### YOUR OBJECTIVE
Filter the listing below, copying every line in which the word "Detection" appears.
# Start of RECORDS PROVIDED
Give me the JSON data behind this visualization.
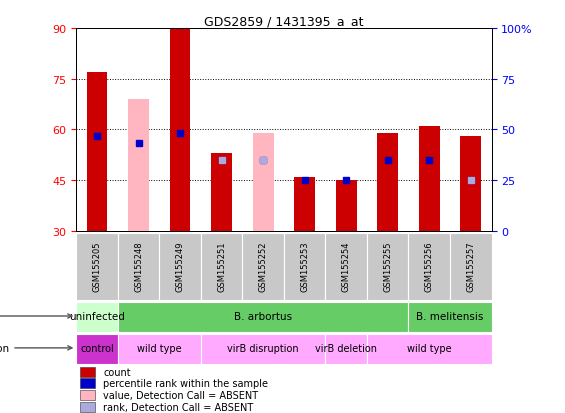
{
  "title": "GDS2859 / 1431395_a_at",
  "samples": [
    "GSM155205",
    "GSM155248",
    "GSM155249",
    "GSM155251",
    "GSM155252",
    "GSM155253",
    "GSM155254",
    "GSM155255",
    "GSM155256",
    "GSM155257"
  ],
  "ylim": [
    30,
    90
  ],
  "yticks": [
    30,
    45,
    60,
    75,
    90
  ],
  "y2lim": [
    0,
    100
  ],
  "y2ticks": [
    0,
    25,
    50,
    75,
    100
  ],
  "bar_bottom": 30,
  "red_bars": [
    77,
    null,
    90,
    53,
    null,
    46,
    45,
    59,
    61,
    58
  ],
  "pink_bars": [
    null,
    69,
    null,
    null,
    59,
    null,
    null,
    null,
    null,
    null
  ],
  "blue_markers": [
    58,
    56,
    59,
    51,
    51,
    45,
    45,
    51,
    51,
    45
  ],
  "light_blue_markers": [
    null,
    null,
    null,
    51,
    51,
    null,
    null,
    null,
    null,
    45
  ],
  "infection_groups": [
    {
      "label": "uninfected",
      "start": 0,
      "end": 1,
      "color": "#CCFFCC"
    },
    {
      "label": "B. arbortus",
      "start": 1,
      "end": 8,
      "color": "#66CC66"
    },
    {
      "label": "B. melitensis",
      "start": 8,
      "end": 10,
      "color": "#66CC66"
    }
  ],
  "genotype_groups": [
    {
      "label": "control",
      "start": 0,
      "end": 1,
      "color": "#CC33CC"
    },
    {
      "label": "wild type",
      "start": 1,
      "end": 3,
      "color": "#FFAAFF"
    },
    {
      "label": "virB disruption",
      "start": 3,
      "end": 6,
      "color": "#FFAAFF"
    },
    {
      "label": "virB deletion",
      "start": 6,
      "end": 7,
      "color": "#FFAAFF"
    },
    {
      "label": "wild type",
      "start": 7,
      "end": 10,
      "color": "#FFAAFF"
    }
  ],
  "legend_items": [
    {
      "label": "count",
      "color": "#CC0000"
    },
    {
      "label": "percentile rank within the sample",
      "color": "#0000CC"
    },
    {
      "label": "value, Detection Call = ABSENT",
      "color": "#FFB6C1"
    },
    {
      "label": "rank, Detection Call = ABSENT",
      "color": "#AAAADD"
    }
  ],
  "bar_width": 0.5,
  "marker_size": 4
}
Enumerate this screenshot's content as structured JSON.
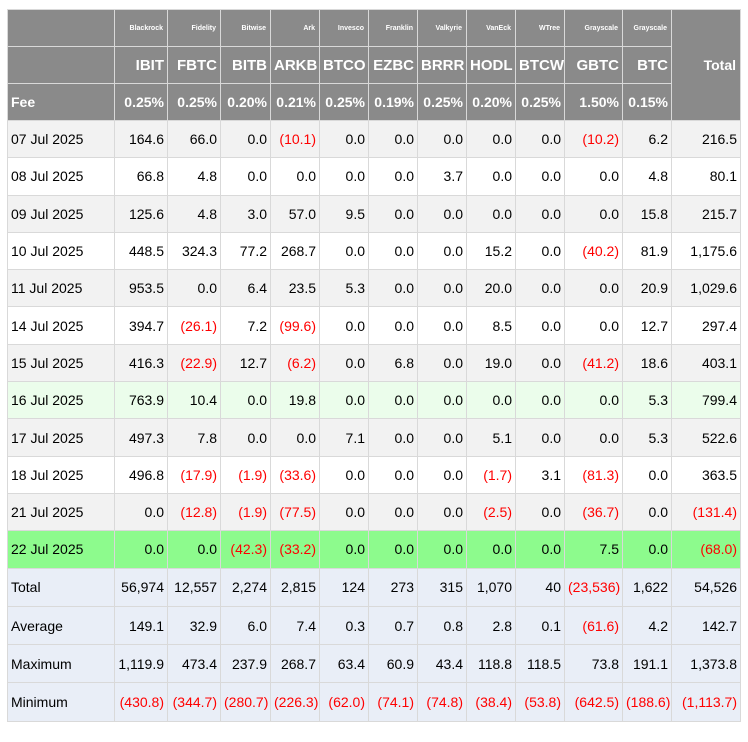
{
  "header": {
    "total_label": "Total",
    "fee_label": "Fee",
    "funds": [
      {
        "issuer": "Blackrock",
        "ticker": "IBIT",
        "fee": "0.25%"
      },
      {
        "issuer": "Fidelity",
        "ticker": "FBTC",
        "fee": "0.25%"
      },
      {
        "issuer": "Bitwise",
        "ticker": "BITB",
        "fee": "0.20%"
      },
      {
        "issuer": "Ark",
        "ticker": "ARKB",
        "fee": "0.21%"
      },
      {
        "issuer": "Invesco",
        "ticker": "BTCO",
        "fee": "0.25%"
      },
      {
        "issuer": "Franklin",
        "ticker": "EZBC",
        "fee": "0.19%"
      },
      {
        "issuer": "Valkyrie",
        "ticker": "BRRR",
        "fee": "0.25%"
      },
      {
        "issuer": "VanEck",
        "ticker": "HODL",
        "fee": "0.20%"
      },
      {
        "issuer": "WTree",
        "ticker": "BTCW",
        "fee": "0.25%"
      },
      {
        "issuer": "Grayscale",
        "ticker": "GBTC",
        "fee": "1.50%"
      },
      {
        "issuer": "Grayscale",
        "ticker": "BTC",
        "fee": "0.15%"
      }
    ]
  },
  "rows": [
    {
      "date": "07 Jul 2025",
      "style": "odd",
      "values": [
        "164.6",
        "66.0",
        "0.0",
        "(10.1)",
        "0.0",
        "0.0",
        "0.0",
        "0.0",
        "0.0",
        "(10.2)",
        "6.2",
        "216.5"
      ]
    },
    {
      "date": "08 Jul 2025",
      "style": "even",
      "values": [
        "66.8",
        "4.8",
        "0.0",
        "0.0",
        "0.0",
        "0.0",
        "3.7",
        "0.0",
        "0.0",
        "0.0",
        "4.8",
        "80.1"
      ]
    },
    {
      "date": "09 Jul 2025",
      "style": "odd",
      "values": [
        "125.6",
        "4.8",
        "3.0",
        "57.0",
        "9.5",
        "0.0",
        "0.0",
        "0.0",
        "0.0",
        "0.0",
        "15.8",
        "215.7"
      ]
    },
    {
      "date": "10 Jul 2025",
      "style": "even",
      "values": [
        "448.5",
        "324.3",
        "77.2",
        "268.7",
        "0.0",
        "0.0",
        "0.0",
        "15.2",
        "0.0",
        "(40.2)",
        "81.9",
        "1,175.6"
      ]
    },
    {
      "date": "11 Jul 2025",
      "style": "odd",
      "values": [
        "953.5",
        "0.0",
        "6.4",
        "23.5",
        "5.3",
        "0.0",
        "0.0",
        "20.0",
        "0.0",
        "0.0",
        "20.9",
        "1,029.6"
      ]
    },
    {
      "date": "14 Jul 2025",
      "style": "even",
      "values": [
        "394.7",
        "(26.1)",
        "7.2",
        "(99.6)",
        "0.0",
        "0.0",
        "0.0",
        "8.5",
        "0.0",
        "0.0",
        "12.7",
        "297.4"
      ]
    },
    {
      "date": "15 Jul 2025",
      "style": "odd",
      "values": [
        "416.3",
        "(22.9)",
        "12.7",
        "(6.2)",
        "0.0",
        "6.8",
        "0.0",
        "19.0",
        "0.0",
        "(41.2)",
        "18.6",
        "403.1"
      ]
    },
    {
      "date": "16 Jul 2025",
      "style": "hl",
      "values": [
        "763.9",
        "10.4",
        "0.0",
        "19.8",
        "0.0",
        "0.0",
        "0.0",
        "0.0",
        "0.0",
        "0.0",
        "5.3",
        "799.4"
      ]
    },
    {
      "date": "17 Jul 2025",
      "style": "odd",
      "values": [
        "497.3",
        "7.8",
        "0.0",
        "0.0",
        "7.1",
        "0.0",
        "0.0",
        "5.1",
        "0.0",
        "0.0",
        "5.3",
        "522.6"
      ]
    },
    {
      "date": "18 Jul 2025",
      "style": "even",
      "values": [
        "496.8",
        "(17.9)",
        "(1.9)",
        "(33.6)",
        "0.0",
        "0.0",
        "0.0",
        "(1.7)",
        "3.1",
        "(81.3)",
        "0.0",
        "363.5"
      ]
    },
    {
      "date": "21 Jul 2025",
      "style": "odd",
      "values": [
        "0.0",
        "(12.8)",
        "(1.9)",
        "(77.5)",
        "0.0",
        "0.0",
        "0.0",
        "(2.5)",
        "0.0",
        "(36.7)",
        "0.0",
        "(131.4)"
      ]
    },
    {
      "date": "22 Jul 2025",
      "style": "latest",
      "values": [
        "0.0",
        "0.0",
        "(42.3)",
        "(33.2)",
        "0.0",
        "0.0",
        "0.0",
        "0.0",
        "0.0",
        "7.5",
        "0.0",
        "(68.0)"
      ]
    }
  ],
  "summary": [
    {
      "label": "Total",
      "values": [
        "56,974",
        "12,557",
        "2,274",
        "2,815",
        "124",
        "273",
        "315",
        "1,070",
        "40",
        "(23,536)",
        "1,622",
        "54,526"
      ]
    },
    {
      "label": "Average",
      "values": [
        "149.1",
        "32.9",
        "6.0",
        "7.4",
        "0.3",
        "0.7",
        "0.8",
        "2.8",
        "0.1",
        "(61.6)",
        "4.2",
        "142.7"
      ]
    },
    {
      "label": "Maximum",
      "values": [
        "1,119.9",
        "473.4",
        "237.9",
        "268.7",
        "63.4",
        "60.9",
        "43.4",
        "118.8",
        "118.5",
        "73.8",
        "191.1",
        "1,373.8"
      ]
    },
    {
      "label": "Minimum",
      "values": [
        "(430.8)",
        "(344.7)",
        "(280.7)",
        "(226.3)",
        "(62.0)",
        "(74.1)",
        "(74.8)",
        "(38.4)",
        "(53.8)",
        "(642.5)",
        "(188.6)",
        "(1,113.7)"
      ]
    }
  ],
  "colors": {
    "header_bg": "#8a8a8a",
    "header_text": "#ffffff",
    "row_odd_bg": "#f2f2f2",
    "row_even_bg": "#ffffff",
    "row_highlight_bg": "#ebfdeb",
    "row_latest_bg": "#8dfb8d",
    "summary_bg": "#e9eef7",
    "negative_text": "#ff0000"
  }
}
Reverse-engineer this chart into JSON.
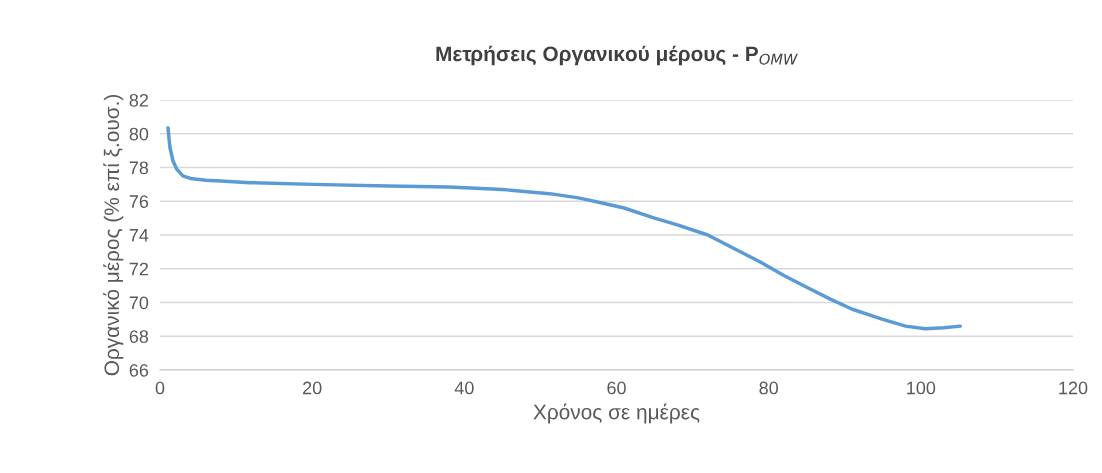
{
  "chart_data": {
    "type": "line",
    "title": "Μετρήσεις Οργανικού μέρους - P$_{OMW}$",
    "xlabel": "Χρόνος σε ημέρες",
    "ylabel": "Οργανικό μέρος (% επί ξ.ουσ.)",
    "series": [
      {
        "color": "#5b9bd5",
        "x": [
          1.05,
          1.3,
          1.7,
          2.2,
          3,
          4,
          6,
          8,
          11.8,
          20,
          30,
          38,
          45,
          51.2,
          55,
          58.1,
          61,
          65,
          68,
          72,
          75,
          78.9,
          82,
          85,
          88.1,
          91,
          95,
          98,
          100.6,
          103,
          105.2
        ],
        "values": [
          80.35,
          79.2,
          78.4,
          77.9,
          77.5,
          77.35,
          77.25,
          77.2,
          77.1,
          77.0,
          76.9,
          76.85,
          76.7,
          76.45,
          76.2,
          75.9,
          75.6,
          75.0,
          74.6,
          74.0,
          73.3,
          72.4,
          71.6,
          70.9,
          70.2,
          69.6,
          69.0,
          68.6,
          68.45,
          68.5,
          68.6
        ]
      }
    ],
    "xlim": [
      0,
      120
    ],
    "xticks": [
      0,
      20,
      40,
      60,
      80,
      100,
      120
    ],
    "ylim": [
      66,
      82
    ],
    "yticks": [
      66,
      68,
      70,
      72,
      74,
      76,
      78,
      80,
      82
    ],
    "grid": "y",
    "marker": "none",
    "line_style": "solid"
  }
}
# End of RECORDS PROVIDED
### FINISHED EXERCISE
      "label": "value, Detection Call = ABSENT",
      "label": "rank, Detection Call = ABSENT",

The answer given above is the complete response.